--- BEGIN Extracted material ---

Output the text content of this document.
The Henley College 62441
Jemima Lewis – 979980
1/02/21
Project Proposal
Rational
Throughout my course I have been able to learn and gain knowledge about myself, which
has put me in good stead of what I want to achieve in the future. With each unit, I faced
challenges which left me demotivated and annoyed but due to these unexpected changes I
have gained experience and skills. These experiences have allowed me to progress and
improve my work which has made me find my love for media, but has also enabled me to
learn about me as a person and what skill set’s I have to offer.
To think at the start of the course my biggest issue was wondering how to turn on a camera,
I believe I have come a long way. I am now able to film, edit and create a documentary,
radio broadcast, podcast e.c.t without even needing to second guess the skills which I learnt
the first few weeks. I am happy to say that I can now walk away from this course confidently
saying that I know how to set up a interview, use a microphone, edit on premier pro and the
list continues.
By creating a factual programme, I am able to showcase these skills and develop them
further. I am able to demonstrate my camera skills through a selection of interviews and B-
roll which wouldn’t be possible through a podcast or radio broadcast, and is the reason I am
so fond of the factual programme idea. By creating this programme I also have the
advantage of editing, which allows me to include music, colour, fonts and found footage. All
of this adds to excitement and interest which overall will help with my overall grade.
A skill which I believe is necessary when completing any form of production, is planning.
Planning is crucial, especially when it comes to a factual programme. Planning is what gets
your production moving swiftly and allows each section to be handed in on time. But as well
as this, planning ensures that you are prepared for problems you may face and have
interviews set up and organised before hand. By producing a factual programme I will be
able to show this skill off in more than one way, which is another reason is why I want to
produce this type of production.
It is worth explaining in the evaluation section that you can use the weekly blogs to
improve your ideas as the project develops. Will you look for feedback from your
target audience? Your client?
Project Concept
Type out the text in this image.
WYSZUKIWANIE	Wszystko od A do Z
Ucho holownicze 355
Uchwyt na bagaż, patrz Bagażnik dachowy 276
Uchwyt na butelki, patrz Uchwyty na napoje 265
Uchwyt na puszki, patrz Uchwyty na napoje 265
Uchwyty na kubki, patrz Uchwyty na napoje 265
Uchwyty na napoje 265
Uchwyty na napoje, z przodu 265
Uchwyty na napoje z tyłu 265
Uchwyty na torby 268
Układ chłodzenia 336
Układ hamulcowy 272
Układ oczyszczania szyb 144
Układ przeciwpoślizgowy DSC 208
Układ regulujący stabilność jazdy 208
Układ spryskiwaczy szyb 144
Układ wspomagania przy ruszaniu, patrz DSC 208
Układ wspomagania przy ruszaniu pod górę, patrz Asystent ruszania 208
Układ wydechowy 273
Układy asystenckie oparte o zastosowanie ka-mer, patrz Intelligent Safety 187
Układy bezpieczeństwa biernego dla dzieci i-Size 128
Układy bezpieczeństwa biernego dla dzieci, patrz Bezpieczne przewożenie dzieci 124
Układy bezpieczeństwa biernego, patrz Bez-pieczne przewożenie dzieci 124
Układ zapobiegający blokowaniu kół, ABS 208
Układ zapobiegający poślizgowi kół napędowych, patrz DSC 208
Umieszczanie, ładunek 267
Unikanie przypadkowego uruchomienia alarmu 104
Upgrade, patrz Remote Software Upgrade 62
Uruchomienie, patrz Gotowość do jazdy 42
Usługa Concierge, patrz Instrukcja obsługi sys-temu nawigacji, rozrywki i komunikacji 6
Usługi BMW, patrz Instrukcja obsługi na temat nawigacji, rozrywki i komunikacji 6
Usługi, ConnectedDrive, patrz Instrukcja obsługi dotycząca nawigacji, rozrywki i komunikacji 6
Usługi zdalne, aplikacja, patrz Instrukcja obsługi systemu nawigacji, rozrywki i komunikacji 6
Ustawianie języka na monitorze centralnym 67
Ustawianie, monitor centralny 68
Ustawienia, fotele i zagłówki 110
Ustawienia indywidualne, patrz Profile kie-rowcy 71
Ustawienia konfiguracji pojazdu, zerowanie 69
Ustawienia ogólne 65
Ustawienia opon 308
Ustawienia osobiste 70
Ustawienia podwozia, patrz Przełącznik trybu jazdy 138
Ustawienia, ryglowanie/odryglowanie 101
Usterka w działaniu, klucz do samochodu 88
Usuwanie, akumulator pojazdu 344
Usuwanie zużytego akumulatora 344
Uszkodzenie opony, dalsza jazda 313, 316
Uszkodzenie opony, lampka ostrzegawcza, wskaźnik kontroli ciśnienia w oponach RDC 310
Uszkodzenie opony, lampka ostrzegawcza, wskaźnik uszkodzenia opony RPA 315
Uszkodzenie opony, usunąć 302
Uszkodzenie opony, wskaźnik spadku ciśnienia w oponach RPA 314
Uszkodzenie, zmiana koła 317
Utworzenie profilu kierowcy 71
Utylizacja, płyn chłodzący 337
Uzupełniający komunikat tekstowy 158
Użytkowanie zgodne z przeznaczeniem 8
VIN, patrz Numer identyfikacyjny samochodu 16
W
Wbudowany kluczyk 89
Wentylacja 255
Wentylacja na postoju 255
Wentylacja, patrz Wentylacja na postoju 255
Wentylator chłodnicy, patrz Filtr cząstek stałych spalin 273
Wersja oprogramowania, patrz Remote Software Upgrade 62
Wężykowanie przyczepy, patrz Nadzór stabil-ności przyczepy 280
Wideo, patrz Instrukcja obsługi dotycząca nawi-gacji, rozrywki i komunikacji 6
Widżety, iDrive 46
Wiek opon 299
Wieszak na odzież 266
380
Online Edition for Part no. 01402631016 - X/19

--- END Extracted material ---

* _Aim of the task_:
Nothing should be left out: return all of the records exactly.

* _Solution to the exercise_:
Output the text content of this document.
The Henley College 62441
Jemima Lewis – 979980
1/02/21
Project Proposal
Rational
Throughout my course I have been able to learn and gain knowledge about myself, which
has put me in good stead of what I want to achieve in the future. With each unit, I faced
challenges which left me demotivated and annoyed but due to these unexpected changes I
have gained experience and skills. These experiences have allowed me to progress and
improve my work which has made me find my love for media, but has also enabled me to
learn about me as a person and what skill set’s I have to offer.
To think at the start of the course my biggest issue was wondering how to turn on a camera,
I believe I have come a long way. I am now able to film, edit and create a documentary,
radio broadcast, podcast e.c.t without even needing to second guess the skills which I learnt
the first few weeks. I am happy to say that I can now walk away from this course confidently
saying that I know how to set up a interview, use a microphone, edit on premier pro and the
list continues.
By creating a factual programme, I am able to showcase these skills and develop them
further. I am able to demonstrate my camera skills through a selection of interviews and B-
roll which wouldn’t be possible through a podcast or radio broadcast, and is the reason I am
so fond of the factual programme idea. By creating this programme I also have the
advantage of editing, which allows me to include music, colour, fonts and found footage. All
of this adds to excitement and interest which overall will help with my overall grade.
A skill which I believe is necessary when completing any form of production, is planning.
Planning is crucial, especially when it comes to a factual programme. Planning is what gets
your production moving swiftly and allows each section to be handed in on time. But as well
as this, planning ensures that you are prepared for problems you may face and have
interviews set up and organised before hand. By producing a factual programme I will be
able to show this skill off in more than one way, which is another reason is why I want to
produce this type of production.
It is worth explaining in the evaluation section that you can use the weekly blogs to
improve your ideas as the project develops. Will you look for feedback from your
target audience? Your client?
Project Concept
Type out the text in this image.
WYSZUKIWANIE	Wszystko od A do Z
Ucho holownicze 355
Uchwyt na bagaż, patrz Bagażnik dachowy 276
Uchwyt na butelki, patrz Uchwyty na napoje 265
Uchwyt na puszki, patrz Uchwyty na napoje 265
Uchwyty na kubki, patrz Uchwyty na napoje 265
Uchwyty na napoje 265
Uchwyty na napoje, z przodu 265
Uchwyty na napoje z tyłu 265
Uchwyty na torby 268
Układ chłodzenia 336
Układ hamulcowy 272
Układ oczyszczania szyb 144
Układ przeciwpoślizgowy DSC 208
Układ regulujący stabilność jazdy 208
Układ spryskiwaczy szyb 144
Układ wspomagania przy ruszaniu, patrz DSC 208
Układ wspomagania przy ruszaniu pod górę, patrz Asystent ruszania 208
Układ wydechowy 273
Układy asystenckie oparte o zastosowanie ka-mer, patrz Intelligent Safety 187
Układy bezpieczeństwa biernego dla dzieci i-Size 128
Układy bezpieczeństwa biernego dla dzieci, patrz Bezpieczne przewożenie dzieci 124
Układy bezpieczeństwa biernego, patrz Bez-pieczne przewożenie dzieci 124
Układ zapobiegający blokowaniu kół, ABS 208
Układ zapobiegający poślizgowi kół napędowych, patrz DSC 208
Umieszczanie, ładunek 267
Unikanie przypadkowego uruchomienia alarmu 104
Upgrade, patrz Remote Software Upgrade 62
Uruchomienie, patrz Gotowość do jazdy 42
Usługa Concierge, patrz Instrukcja obsługi sys-temu nawigacji, rozrywki i komunikacji 6
Usługi BMW, patrz Instrukcja obsługi na temat nawigacji, rozrywki i komunikacji 6
Usługi, ConnectedDrive, patrz Instrukcja obsługi dotycząca nawigacji, rozrywki i komunikacji 6
Usługi zdalne, aplikacja, patrz Instrukcja obsługi systemu nawigacji, rozrywki i komunikacji 6
Ustawianie języka na monitorze centralnym 67
Ustawianie, monitor centralny 68
Ustawienia, fotele i zagłówki 110
Ustawienia indywidualne, patrz Profile kie-rowcy 71
Ustawienia konfiguracji pojazdu, zerowanie 69
Ustawienia ogólne 65
Ustawienia opon 308
Ustawienia osobiste 70
Ustawienia podwozia, patrz Przełącznik trybu jazdy 138
Ustawienia, ryglowanie/odryglowanie 101
Usterka w działaniu, klucz do samochodu 88
Usuwanie, akumulator pojazdu 344
Usuwanie zużytego akumulatora 344
Uszkodzenie opony, dalsza jazda 313, 316
Uszkodzenie opony, lampka ostrzegawcza, wskaźnik kontroli ciśnienia w oponach RDC 310
Uszkodzenie opony, lampka ostrzegawcza, wskaźnik uszkodzenia opony RPA 315
Uszkodzenie opony, usunąć 302
Uszkodzenie opony, wskaźnik spadku ciśnienia w oponach RPA 314
Uszkodzenie, zmiana koła 317
Utworzenie profilu kierowcy 71
Utylizacja, płyn chłodzący 337
Uzupełniający komunikat tekstowy 158
Użytkowanie zgodne z przeznaczeniem 8
VIN, patrz Numer identyfikacyjny samochodu 16
W
Wbudowany kluczyk 89
Wentylacja 255
Wentylacja na postoju 255
Wentylacja, patrz Wentylacja na postoju 255
Wentylator chłodnicy, patrz Filtr cząstek stałych spalin 273
Wersja oprogramowania, patrz Remote Software Upgrade 62
Wężykowanie przyczepy, patrz Nadzór stabil-ności przyczepy 280
Wideo, patrz Instrukcja obsługi dotycząca nawi-gacji, rozrywki i komunikacji 6
Widżety, iDrive 46
Wiek opon 299
Wieszak na odzież 266
380
Online Edition for Part no. 01402631016 - X/19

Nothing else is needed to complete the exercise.